- _YOUR OBJECTIVE_
Restate all of the data exactly.

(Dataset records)

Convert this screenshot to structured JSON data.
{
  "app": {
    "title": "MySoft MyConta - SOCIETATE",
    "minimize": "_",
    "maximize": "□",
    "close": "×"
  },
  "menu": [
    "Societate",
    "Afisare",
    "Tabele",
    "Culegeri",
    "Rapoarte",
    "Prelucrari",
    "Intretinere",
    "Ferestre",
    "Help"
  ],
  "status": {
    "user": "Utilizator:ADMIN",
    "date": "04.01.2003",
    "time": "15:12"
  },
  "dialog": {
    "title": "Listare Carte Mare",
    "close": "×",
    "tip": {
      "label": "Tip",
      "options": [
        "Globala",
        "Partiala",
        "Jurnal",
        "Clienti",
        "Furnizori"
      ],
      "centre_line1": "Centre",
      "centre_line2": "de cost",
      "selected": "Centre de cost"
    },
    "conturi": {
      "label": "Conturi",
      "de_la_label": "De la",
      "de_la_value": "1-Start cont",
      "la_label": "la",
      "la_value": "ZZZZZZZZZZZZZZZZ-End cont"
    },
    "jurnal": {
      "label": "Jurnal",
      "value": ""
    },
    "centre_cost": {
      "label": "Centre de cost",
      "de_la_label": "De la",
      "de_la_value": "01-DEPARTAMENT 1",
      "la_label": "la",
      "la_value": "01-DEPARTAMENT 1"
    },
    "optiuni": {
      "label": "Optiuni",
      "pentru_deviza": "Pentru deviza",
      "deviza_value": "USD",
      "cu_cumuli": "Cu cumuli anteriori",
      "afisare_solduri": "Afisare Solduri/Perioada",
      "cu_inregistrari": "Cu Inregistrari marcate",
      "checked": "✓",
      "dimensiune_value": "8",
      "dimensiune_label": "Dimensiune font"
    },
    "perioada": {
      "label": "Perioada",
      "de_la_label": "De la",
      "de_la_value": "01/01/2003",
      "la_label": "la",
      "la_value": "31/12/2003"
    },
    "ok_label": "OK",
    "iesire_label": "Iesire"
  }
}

- _REPLY TO THE EXERCISE_
Convert this screenshot to structured JSON data.
{
  "app": {
    "title": "MySoft MyConta - SOCIETATE",
    "minimize": "_",
    "maximize": "□",
    "close": "×"
  },
  "menu": [
    "Societate",
    "Afisare",
    "Tabele",
    "Culegeri",
    "Rapoarte",
    "Prelucrari",
    "Intretinere",
    "Ferestre",
    "Help"
  ],
  "status": {
    "user": "Utilizator:ADMIN",
    "date": "04.01.2003",
    "time": "15:12"
  },
  "dialog": {
    "title": "Listare Carte Mare",
    "close": "×",
    "tip": {
      "label": "Tip",
      "options": [
        "Globala",
        "Partiala",
        "Jurnal",
        "Clienti",
        "Furnizori"
      ],
      "centre_line1": "Centre",
      "centre_line2": "de cost",
      "selected": "Centre de cost"
    },
    "conturi": {
      "label": "Conturi",
      "de_la_label": "De la",
      "de_la_value": "1-Start cont",
      "la_label": "la",
      "la_value": "ZZZZZZZZZZZZZZZZ-End cont"
    },
    "jurnal": {
      "label": "Jurnal",
      "value": ""
    },
    "centre_cost": {
      "label": "Centre de cost",
      "de_la_label": "De la",
      "de_la_value": "01-DEPARTAMENT 1",
      "la_label": "la",
      "la_value": "01-DEPARTAMENT 1"
    },
    "optiuni": {
      "label": "Optiuni",
      "pentru_deviza": "Pentru deviza",
      "deviza_value": "USD",
      "cu_cumuli": "Cu cumuli anteriori",
      "afisare_solduri": "Afisare Solduri/Perioada",
      "cu_inregistrari": "Cu Inregistrari marcate",
      "checked": "✓",
      "dimensiune_value": "8",
      "dimensiune_label": "Dimensiune font"
    },
    "perioada": {
      "label": "Perioada",
      "de_la_label": "De la",
      "de_la_value": "01/01/2003",
      "la_label": "la",
      "la_value": "31/12/2003"
    },
    "ok_label": "OK",
    "iesire_label": "Iesire"
  }
}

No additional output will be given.